■ **Prompt**:
Retype every entry exactly, character for character.

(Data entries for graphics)
------------

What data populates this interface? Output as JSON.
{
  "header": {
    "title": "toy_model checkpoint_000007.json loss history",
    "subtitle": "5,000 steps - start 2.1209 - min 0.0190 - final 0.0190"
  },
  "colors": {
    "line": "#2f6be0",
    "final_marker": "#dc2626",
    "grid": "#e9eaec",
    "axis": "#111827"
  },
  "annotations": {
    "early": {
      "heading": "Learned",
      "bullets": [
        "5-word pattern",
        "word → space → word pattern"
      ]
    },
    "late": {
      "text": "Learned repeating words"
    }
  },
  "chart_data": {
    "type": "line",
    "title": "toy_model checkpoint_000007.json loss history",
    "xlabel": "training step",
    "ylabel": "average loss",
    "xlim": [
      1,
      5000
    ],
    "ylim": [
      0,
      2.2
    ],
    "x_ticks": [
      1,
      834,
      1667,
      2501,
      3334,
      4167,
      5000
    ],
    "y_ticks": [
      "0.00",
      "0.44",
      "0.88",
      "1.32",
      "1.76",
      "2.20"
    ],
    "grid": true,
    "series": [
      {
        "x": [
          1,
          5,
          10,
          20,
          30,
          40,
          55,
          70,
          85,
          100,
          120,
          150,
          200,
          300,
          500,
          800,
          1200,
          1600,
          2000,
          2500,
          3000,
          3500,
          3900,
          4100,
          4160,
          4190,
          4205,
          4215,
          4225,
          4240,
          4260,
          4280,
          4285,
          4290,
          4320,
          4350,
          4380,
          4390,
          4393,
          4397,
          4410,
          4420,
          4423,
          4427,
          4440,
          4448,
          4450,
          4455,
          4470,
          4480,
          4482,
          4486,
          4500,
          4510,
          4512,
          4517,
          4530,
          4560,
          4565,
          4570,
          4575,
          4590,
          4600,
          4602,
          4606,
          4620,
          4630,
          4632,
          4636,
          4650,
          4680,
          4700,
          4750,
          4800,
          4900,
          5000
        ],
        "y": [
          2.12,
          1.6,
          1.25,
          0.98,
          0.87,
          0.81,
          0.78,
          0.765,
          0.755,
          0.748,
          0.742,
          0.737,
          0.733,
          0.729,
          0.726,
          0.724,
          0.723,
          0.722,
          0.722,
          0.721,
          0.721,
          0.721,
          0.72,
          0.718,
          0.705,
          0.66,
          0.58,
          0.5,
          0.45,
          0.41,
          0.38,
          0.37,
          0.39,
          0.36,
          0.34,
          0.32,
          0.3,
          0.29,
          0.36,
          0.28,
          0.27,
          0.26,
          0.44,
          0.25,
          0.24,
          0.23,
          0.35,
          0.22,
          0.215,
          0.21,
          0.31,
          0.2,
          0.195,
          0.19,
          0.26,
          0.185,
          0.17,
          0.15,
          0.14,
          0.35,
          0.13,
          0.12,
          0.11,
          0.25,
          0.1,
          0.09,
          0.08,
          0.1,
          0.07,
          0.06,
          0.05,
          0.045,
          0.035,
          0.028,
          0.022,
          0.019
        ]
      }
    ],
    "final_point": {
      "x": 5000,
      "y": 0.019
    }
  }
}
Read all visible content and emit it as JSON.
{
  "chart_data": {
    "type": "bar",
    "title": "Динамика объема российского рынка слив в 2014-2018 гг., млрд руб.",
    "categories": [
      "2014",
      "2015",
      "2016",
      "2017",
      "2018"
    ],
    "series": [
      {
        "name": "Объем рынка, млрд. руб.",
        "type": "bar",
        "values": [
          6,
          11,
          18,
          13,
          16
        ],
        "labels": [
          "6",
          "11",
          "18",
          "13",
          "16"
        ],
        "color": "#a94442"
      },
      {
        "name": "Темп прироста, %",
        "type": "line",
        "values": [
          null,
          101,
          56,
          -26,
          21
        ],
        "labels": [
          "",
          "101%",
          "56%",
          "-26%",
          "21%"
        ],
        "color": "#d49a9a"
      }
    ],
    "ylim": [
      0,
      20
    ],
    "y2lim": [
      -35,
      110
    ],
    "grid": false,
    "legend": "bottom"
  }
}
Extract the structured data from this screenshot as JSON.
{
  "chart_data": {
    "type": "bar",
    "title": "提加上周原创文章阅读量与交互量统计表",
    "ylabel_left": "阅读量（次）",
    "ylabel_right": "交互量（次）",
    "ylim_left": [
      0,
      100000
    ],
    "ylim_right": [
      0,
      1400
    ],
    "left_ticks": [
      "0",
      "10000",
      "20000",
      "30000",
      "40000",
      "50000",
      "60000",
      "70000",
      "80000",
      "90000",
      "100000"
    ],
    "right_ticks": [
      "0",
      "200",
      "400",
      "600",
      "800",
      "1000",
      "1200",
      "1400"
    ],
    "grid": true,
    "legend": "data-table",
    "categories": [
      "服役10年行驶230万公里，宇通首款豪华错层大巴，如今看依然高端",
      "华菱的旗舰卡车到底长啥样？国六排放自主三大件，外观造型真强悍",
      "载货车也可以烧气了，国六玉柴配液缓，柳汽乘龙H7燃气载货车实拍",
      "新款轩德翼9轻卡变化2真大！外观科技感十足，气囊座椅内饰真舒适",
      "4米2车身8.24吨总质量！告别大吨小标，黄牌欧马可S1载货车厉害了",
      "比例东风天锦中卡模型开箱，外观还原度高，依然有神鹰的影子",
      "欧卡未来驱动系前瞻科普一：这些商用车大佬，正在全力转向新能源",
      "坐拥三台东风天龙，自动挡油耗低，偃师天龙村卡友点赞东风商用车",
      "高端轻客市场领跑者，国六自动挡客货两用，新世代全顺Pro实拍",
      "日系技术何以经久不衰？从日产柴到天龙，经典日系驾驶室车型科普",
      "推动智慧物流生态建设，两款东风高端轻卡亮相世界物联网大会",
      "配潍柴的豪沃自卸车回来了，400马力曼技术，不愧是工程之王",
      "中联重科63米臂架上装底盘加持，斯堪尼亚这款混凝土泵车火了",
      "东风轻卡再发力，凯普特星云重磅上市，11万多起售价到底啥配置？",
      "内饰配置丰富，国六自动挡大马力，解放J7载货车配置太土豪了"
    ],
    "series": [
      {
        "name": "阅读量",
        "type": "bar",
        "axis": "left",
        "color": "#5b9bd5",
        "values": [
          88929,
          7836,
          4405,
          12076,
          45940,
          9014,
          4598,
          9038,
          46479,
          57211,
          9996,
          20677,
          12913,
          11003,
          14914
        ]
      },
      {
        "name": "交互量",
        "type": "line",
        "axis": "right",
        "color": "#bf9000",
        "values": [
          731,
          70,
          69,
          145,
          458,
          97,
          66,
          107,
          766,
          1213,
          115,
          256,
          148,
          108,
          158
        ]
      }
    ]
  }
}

------------

■ **Full answer**:
What data populates this interface? Output as JSON.
{
  "header": {
    "title": "toy_model checkpoint_000007.json loss history",
    "subtitle": "5,000 steps - start 2.1209 - min 0.0190 - final 0.0190"
  },
  "colors": {
    "line": "#2f6be0",
    "final_marker": "#dc2626",
    "grid": "#e9eaec",
    "axis": "#111827"
  },
  "annotations": {
    "early": {
      "heading": "Learned",
      "bullets": [
        "5-word pattern",
        "word → space → word pattern"
      ]
    },
    "late": {
      "text": "Learned repeating words"
    }
  },
  "chart_data": {
    "type": "line",
    "title": "toy_model checkpoint_000007.json loss history",
    "xlabel": "training step",
    "ylabel": "average loss",
    "xlim": [
      1,
      5000
    ],
    "ylim": [
      0,
      2.2
    ],
    "x_ticks": [
      1,
      834,
      1667,
      2501,
      3334,
      4167,
      5000
    ],
    "y_ticks": [
      "0.00",
      "0.44",
      "0.88",
      "1.32",
      "1.76",
      "2.20"
    ],
    "grid": true,
    "series": [
      {
        "x": [
          1,
          5,
          10,
          20,
          30,
          40,
          55,
          70,
          85,
          100,
          120,
          150,
          200,
          300,
          500,
          800,
          1200,
          1600,
          2000,
          2500,
          3000,
          3500,
          3900,
          4100,
          4160,
          4190,
          4205,
          4215,
          4225,
          4240,
          4260,
          4280,
          4285,
          4290,
          4320,
          4350,
          4380,
          4390,
          4393,
          4397,
          4410,
          4420,
          4423,
          4427,
          4440,
          4448,
          4450,
          4455,
          4470,
          4480,
          4482,
          4486,
          4500,
          4510,
          4512,
          4517,
          4530,
          4560,
          4565,
          4570,
          4575,
          4590,
          4600,
          4602,
          4606,
          4620,
          4630,
          4632,
          4636,
          4650,
          4680,
          4700,
          4750,
          4800,
          4900,
          5000
        ],
        "y": [
          2.12,
          1.6,
          1.25,
          0.98,
          0.87,
          0.81,
          0.78,
          0.765,
          0.755,
          0.748,
          0.742,
          0.737,
          0.733,
          0.729,
          0.726,
          0.724,
          0.723,
          0.722,
          0.722,
          0.721,
          0.721,
          0.721,
          0.72,
          0.718,
          0.705,
          0.66,
          0.58,
          0.5,
          0.45,
          0.41,
          0.38,
          0.37,
          0.39,
          0.36,
          0.34,
          0.32,
          0.3,
          0.29,
          0.36,
          0.28,
          0.27,
          0.26,
          0.44,
          0.25,
          0.24,
          0.23,
          0.35,
          0.22,
          0.215,
          0.21,
          0.31,
          0.2,
          0.195,
          0.19,
          0.26,
          0.185,
          0.17,
          0.15,
          0.14,
          0.35,
          0.13,
          0.12,
          0.11,
          0.25,
          0.1,
          0.09,
          0.08,
          0.1,
          0.07,
          0.06,
          0.05,
          0.045,
          0.035,
          0.028,
          0.022,
          0.019
        ]
      }
    ],
    "final_point": {
      "x": 5000,
      "y": 0.019
    }
  }
}
Read all visible content and emit it as JSON.
{
  "chart_data": {
    "type": "bar",
    "title": "Динамика объема российского рынка слив в 2014-2018 гг., млрд руб.",
    "categories": [
      "2014",
      "2015",
      "2016",
      "2017",
      "2018"
    ],
    "series": [
      {
        "name": "Объем рынка, млрд. руб.",
        "type": "bar",
        "values": [
          6,
          11,
          18,
          13,
          16
        ],
        "labels": [
          "6",
          "11",
          "18",
          "13",
          "16"
        ],
        "color": "#a94442"
      },
      {
        "name": "Темп прироста, %",
        "type": "line",
        "values": [
          null,
          101,
          56,
          -26,
          21
        ],
        "labels": [
          "",
          "101%",
          "56%",
          "-26%",
          "21%"
        ],
        "color": "#d49a9a"
      }
    ],
    "ylim": [
      0,
      20
    ],
    "y2lim": [
      -35,
      110
    ],
    "grid": false,
    "legend": "bottom"
  }
}
Extract the structured data from this screenshot as JSON.
{
  "chart_data": {
    "type": "bar",
    "title": "提加上周原创文章阅读量与交互量统计表",
    "ylabel_left": "阅读量（次）",
    "ylabel_right": "交互量（次）",
    "ylim_left": [
      0,
      100000
    ],
    "ylim_right": [
      0,
      1400
    ],
    "left_ticks": [
      "0",
      "10000",
      "20000",
      "30000",
      "40000",
      "50000",
      "60000",
      "70000",
      "80000",
      "90000",
      "100000"
    ],
    "right_ticks": [
      "0",
      "200",
      "400",
      "600",
      "800",
      "1000",
      "1200",
      "1400"
    ],
    "grid": true,
    "legend": "data-table",
    "categories": [
      "服役10年行驶230万公里，宇通首款豪华错层大巴，如今看依然高端",
      "华菱的旗舰卡车到底长啥样？国六排放自主三大件，外观造型真强悍",
      "载货车也可以烧气了，国六玉柴配液缓，柳汽乘龙H7燃气载货车实拍",
      "新款轩德翼9轻卡变化2真大！外观科技感十足，气囊座椅内饰真舒适",
      "4米2车身8.24吨总质量！告别大吨小标，黄牌欧马可S1载货车厉害了",
      "比例东风天锦中卡模型开箱，外观还原度高，依然有神鹰的影子",
      "欧卡未来驱动系前瞻科普一：这些商用车大佬，正在全力转向新能源",
      "坐拥三台东风天龙，自动挡油耗低，偃师天龙村卡友点赞东风商用车",
      "高端轻客市场领跑者，国六自动挡客货两用，新世代全顺Pro实拍",
      "日系技术何以经久不衰？从日产柴到天龙，经典日系驾驶室车型科普",
      "推动智慧物流生态建设，两款东风高端轻卡亮相世界物联网大会",
      "配潍柴的豪沃自卸车回来了，400马力曼技术，不愧是工程之王",
      "中联重科63米臂架上装底盘加持，斯堪尼亚这款混凝土泵车火了",
      "东风轻卡再发力，凯普特星云重磅上市，11万多起售价到底啥配置？",
      "内饰配置丰富，国六自动挡大马力，解放J7载货车配置太土豪了"
    ],
    "series": [
      {
        "name": "阅读量",
        "type": "bar",
        "axis": "left",
        "color": "#5b9bd5",
        "values": [
          88929,
          7836,
          4405,
          12076,
          45940,
          9014,
          4598,
          9038,
          46479,
          57211,
          9996,
          20677,
          12913,
          11003,
          14914
        ]
      },
      {
        "name": "交互量",
        "type": "line",
        "axis": "right",
        "color": "#bf9000",
        "values": [
          731,
          70,
          69,
          145,
          458,
          97,
          66,
          107,
          766,
          1213,
          115,
          256,
          148,
          108,
          158
        ]
      }
    ]
  }
}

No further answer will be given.